■ PASSAGE GIVEN ■
►

Have you noticed how I tend to ping-pong between Gothic and Cozy stories? After last month’s gluttony of dark mysteries, I craved comfort, and thus I turned to Noel Streatfeild‘s fictionalized account of her childhood, A Vicarage Family.
Streatfeild is best known for her “Shoes” books–Ballet Shoes, Tennis Shoes, Circus Shoes, and more. The first time I heard of her was in the iconic scene from You’ve Got Mail in which a former indie bookstore owner (played by Meg Ryan) comes to the rescue of a clueless Fox Books employee by explaining what the “Shoes” books are. Prior to that, Streatfield was NOT on my radar. A few years ago I finally read (and loved) Ballet Shoes, but A Vicarage Family has possibly sparked a new obsession.
A Vicarage Family is the first part in a fictionalized autobiography in which Noel Streatfeild tells the story of her own childhood, painting a poignant and vivid picture of daily life in an impoverished, genteel family in the years leading up to the First World War.

◄

■ GIVEN MATERIAL ■
►

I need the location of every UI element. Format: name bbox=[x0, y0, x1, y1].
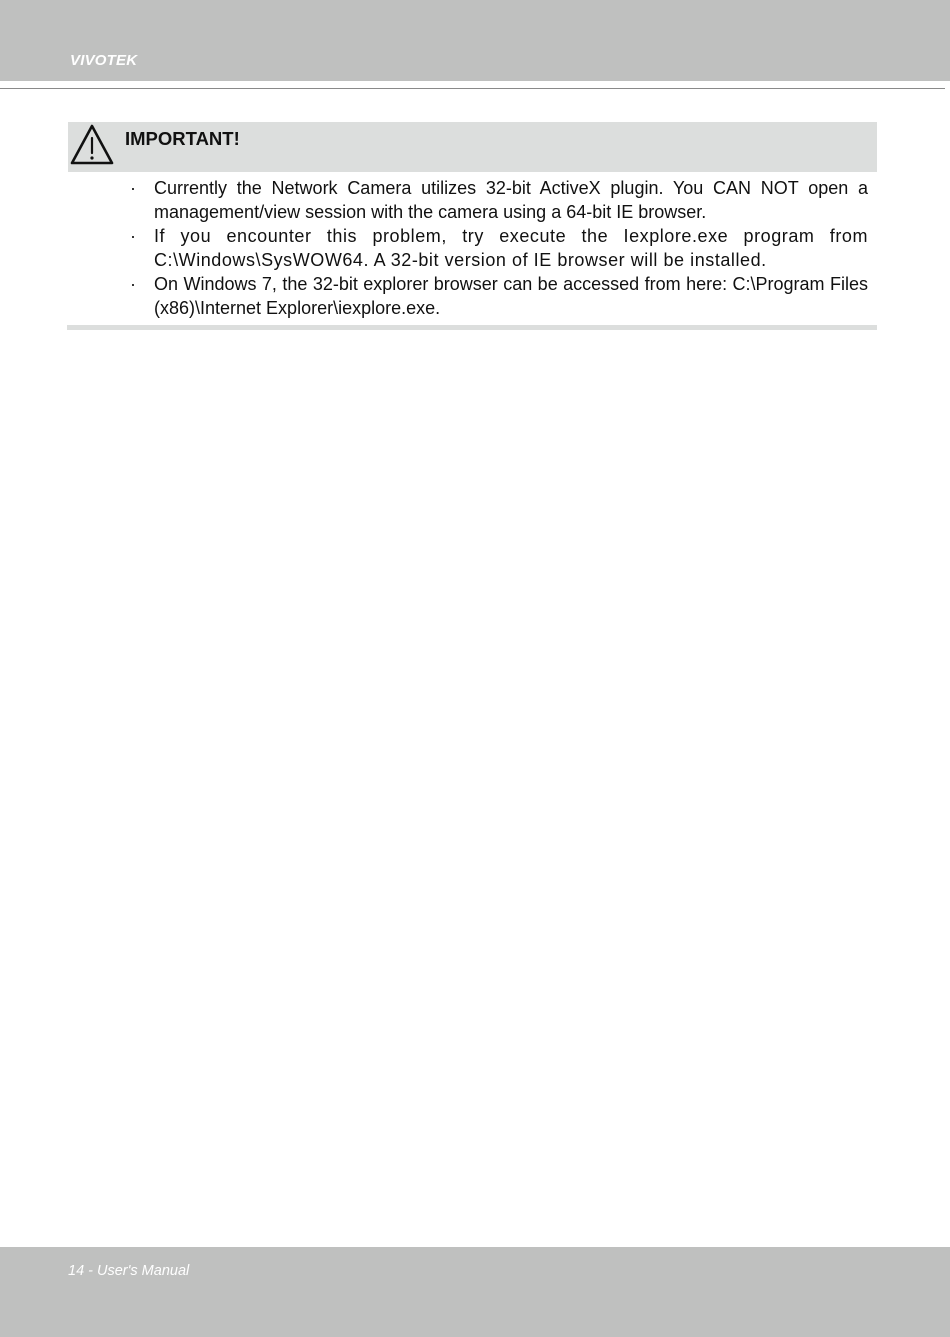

◄

■ DIRECTIVES ■
**A.** Reproduce verbatim the part of the post that opens with the words containing "Streatfeild is best" and closes with "a new obsession.".
**B.** Which of Streatfeild's "Shoes" books does the post name by title?
Use only the post about A Vicarage Family, not the data.

■ OUTPUTS FOR THE TASKS ■
**A.**
Streatfeild is best known for her “Shoes” books–Ballet Shoes, Tennis Shoes, Circus Shoes, and more. The first time I heard of her was in the iconic scene from You’ve Got Mail in which a former indie bookstore owner (played by Meg Ryan) comes to the rescue of a clueless Fox Books employee by explaining what the “Shoes” books are. Prior to that, Streatfield was NOT on my radar. A few years ago I finally read (and loved) Ballet Shoes, but A Vicarage Family has possibly sparked a new obsession.

**B.** Ballet Shoes, Tennis Shoes, Circus Shoes